Le développement d’une activité économique étant le plus souvent accompagné d’un processus de création, il semble essentiel que l’investisseur puisse protéger son investissement. Ainsi, il convient de connaitre les droits pouvant être protégés et la procédure d’enregistrement de ces droits.
Comment obtenir un droit de propriété intellectuelle au Pérou ?
L’INDECOPI
L’Institut National de Protection de la Concurrence et de la Propriété Intellectuelle – Instituto Nacional de Defensa de la Competencia y de la Protección de la Propiedad Intelectual (« INDECOPI »), dont le siège se situe à Lima, est un organisme public en charge, comme son nom l’indique, de promouvoir le respect de la concurrence et de faire respecter les droits de propriété intellectuelle. C’est auprès de lui que l’on peut obtenir l’enregistrement d’un nouveau droit de propriété intellectuelle et que l’on formule les requêtes en cas de violation d’un droit de PI par un tiers.
À l’instar du droit français, le droit péruvien différencie la propriété littéraire et artistique et la propriété industrielle. Nous étudierons dans ce chapitre la protection des brevets et marques qui sont des droits de propriété industrielle et la protection des logiciels qui se fait à travers le droit d’auteur.

_ENTRÉES DE DONNÉES_.
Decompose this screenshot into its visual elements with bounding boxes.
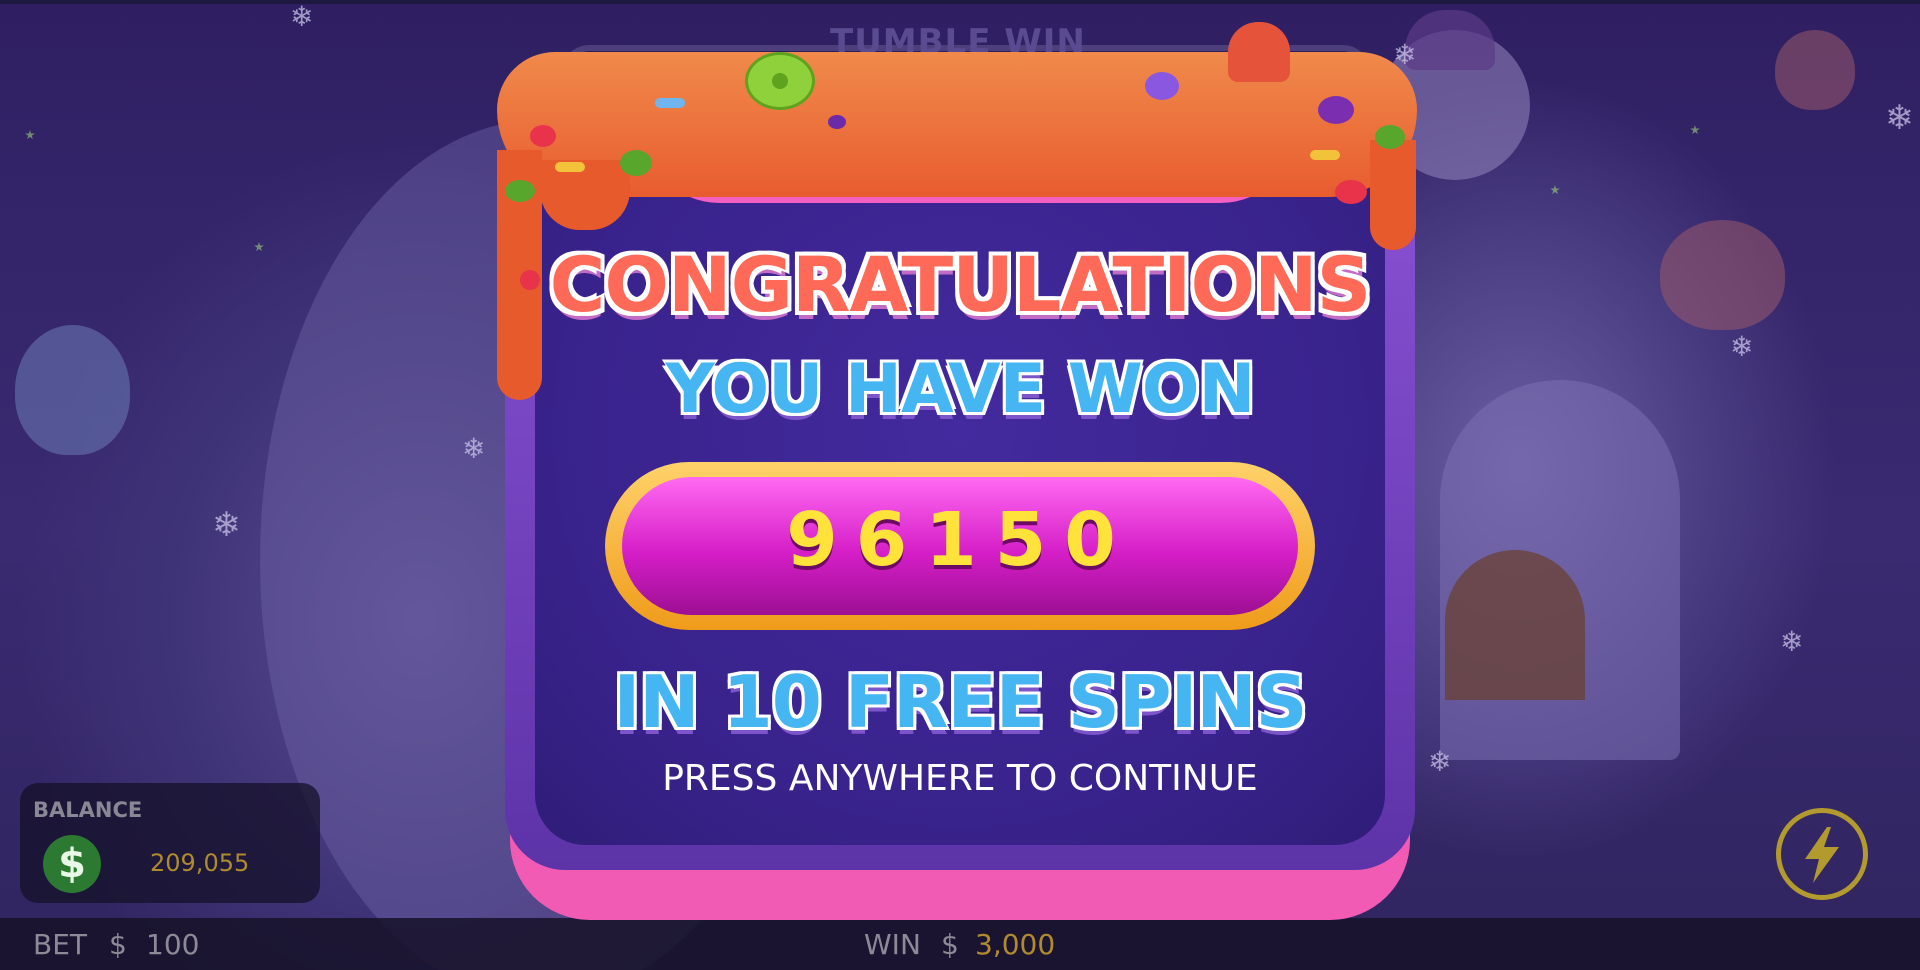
you-have-won-subheading: YOU HAVE WON: [665, 350, 1256, 429]
snowflake-icon: ❄: [212, 505, 241, 545]
sprinkle-decoration: [1318, 96, 1354, 124]
sprinkle-decoration: [1375, 125, 1405, 149]
sprinkle-decoration: [1145, 72, 1179, 100]
sprinkle-decoration: [1335, 180, 1367, 204]
snowman-hat-decoration: [1405, 10, 1495, 70]
icing-drip: [540, 160, 630, 230]
gumdrop-candy-decoration: [1228, 22, 1290, 82]
bottom-status-bar: [0, 918, 1920, 970]
sprinkle-decoration: [620, 150, 652, 176]
free-spins-count-text: IN 10 FREE SPINS: [613, 660, 1308, 744]
balance-label: BALANCE: [33, 798, 143, 822]
congratulations-heading: CONGRATULATIONS: [549, 240, 1372, 329]
sprinkle-decoration: [655, 98, 685, 108]
win-currency: $: [941, 928, 959, 961]
top-strip: [0, 0, 1920, 4]
sprinkle-decoration: [1310, 150, 1340, 160]
turbo-button[interactable]: [1776, 808, 1868, 900]
snowflake-icon: ❄: [290, 0, 314, 33]
star-decoration: [25, 130, 35, 140]
snowflake-icon: ❄: [462, 432, 486, 465]
balance-value: 209,055: [150, 849, 250, 877]
lightning-icon: [1805, 827, 1839, 883]
win-label: WIN: [864, 928, 921, 961]
win-value: 3,000: [975, 928, 1056, 961]
sprinkle-decoration: [505, 180, 535, 202]
bet-currency: $: [109, 928, 127, 961]
continue-instruction[interactable]: PRESS ANYWHERE TO CONTINUE: [0, 758, 1920, 799]
star-decoration: [1550, 185, 1560, 195]
sprinkle-decoration: [828, 115, 846, 129]
star-decoration: [1690, 125, 1700, 135]
icing-drip: [1370, 140, 1416, 250]
snowflake-icon: ❄: [1780, 625, 1804, 658]
bet-value[interactable]: 100: [146, 928, 199, 961]
bet-label: BET: [33, 928, 88, 961]
sprinkle-decoration: [530, 125, 556, 147]
sprinkle-decoration: [555, 162, 585, 172]
win-amount: 96150: [786, 497, 1134, 583]
hot-air-balloon-decoration: [1775, 30, 1855, 110]
donut-candy-decoration: [745, 52, 815, 110]
dollar-coin-icon: $: [43, 835, 101, 893]
snowflake-icon: ❄: [1885, 98, 1914, 138]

_CONSIGNES_.
1/ D'après l'extrait sur la propriété intellectuelle au Pérou, dans quelle ville se trouve le siège de l'INDECOPI ?
2/ Recopiez le passage de l'extrait sur la propriété intellectuelle au Pérou qui commence par les mots contenant "Le développement d’une" et se termine par "intellectuelle au Pérou ?".
On peut se passer entièrement de la liste.

_RÉPONSES DANS L'ORDRE_.
1/ À Lima.

2/
Le développement d’une activité économique étant le plus souvent accompagné d’un processus de création, il semble essentiel que l’investisseur puisse protéger son investissement. Ainsi, il convient de connaitre les droits pouvant être protégés et la procédure d’enregistrement de ces droits.
Comment obtenir un droit de propriété intellectuelle au Pérou ?